What is being asked:
Your task is to repeat the entries underneath exactly, minus the pictures.

## begin Dataset entries

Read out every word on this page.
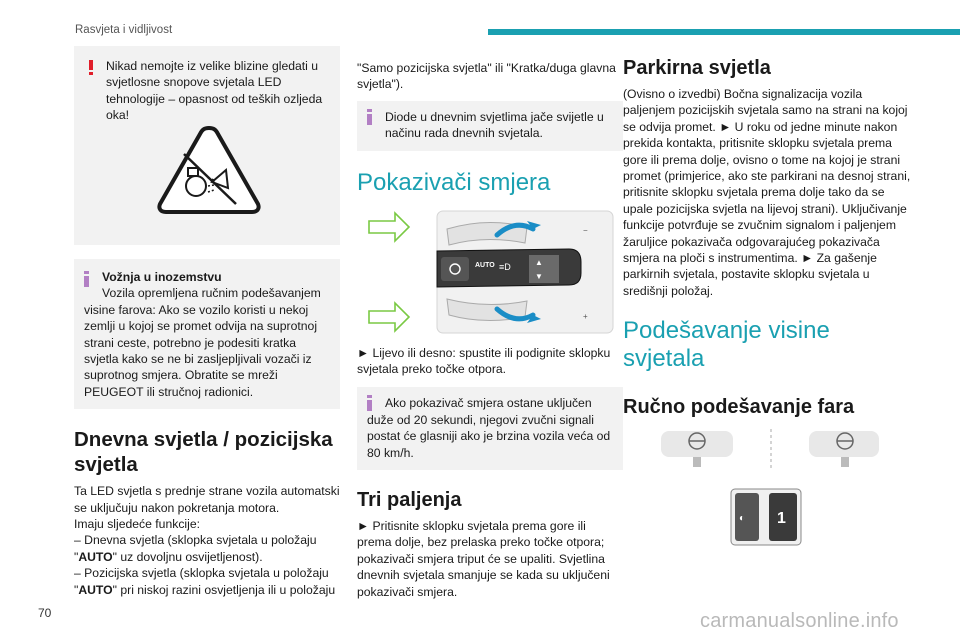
Rasvjeta i vidljivost
Nikad nemojte iz velike blizine gledati u svjetlosne snopove svjetala LED tehnologije – opasnost od teških ozljeda oka!
Vožnja u inozemstvu
Vozila opremljena ručnim podešavanjem visine farova: Ako se vozilo koristi u nekoj zemlji u kojoj se promet odvija na suprotnoj strani ceste, potrebno je podesiti kratka svjetla kako se ne bi zasljepljivali vozači iz suprotnog smjera. Obratite se mreži PEUGEOT ili stručnoj radionici.
Dnevna svjetla / pozicijska svjetla

Ta LED svjetla s prednje strane vozila automatski se uključuju nakon pokretanja motora.

Imaju sljedeće funkcije:

– Dnevna svjetla (sklopka svjetala u položaju "AUTO" uz dovoljnu osvijetljenost).

– Pozicijska svjetla (sklopka svjetala u položaju "AUTO" pri niskoj razini osvjetljenja ili u položaju

"Samo pozicijska svjetla" ili "Kratka/duga glavna svjetla").

Diode u dnevnim svjetlima jače svijetle u načinu rada dnevnih svjetala.
Pokazivači smjera
AUTO ≡D	▲
▼
−
+

► Lijevo ili desno: spustite ili podignite sklopku svjetala preko točke otpora.

Ako pokazivač smjera ostane uključen duže od 20 sekundi, njegovi zvučni signali postat će glasniji ako je brzina vozila veća od 80 km/h.
Tri paljenja

► Pritisnite sklopku svjetala prema gore ili prema dolje, bez prelaska preko točke otpora; pokazivači smjera triput će se upaliti. Svjetlina dnevnih svjetala smanjuje se kada su uključeni pokazivači smjera.

Parkirna svjetla

(Ovisno o izvedbi) Bočna signalizacija vozila paljenjem pozicijskih svjetala samo na strani na kojoj se odvija promet. ► U roku od jedne minute nakon prekida kontakta, pritisnite sklopku svjetala prema gore ili prema dolje, ovisno o tome na kojoj je strani promet (primjerice, ako ste parkirani na desnoj strani, pritisnite sklopku svjetala prema dolje tako da se upale pozicijska svjetla na lijevoj strani). Uključivanje funkcije potvrđuje se zvučnim signalom i paljenjem žaruljice pokazivača odgovarajućeg pokazivača smjera na ploči s instrumentima. ► Za gašenje parkirnih svjetala, postavite sklopku svjetala u središnji položaj.

Podešavanje visine svjetala
Ručno podešavanje fara
◐ 1
70	carmanualsonline.info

## end Dataset entries

Reply to the exercise:
Read out every word on this page.
Rasvjeta i vidljivost
Nikad nemojte iz velike blizine gledati u svjetlosne snopove svjetala LED tehnologije – opasnost od teških ozljeda oka!
Vožnja u inozemstvu
Vozila opremljena ručnim podešavanjem visine farova: Ako se vozilo koristi u nekoj zemlji u kojoj se promet odvija na suprotnoj strani ceste, potrebno je podesiti kratka svjetla kako se ne bi zasljepljivali vozači iz suprotnog smjera. Obratite se mreži PEUGEOT ili stručnoj radionici.
Dnevna svjetla / pozicijska svjetla

Ta LED svjetla s prednje strane vozila automatski se uključuju nakon pokretanja motora.

Imaju sljedeće funkcije:

– Dnevna svjetla (sklopka svjetala u položaju "AUTO" uz dovoljnu osvijetljenost).

– Pozicijska svjetla (sklopka svjetala u položaju "AUTO" pri niskoj razini osvjetljenja ili u položaju

"Samo pozicijska svjetla" ili "Kratka/duga glavna svjetla").

Diode u dnevnim svjetlima jače svijetle u načinu rada dnevnih svjetala.
Pokazivači smjera
AUTO ≡D	▲
▼
−
+

► Lijevo ili desno: spustite ili podignite sklopku svjetala preko točke otpora.

Ako pokazivač smjera ostane uključen duže od 20 sekundi, njegovi zvučni signali postat će glasniji ako je brzina vozila veća od 80 km/h.
Tri paljenja

► Pritisnite sklopku svjetala prema gore ili prema dolje, bez prelaska preko točke otpora; pokazivači smjera triput će se upaliti. Svjetlina dnevnih svjetala smanjuje se kada su uključeni pokazivači smjera.

Parkirna svjetla

(Ovisno o izvedbi) Bočna signalizacija vozila paljenjem pozicijskih svjetala samo na strani na kojoj se odvija promet. ► U roku od jedne minute nakon prekida kontakta, pritisnite sklopku svjetala prema gore ili prema dolje, ovisno o tome na kojoj je strani promet (primjerice, ako ste parkirani na desnoj strani, pritisnite sklopku svjetala prema dolje tako da se upale pozicijska svjetla na lijevoj strani). Uključivanje funkcije potvrđuje se zvučnim signalom i paljenjem žaruljice pokazivača odgovarajućeg pokazivača smjera na ploči s instrumentima. ► Za gašenje parkirnih svjetala, postavite sklopku svjetala u središnji položaj.

Podešavanje visine svjetala
Ručno podešavanje fara
◐ 1
70	carmanualsonline.info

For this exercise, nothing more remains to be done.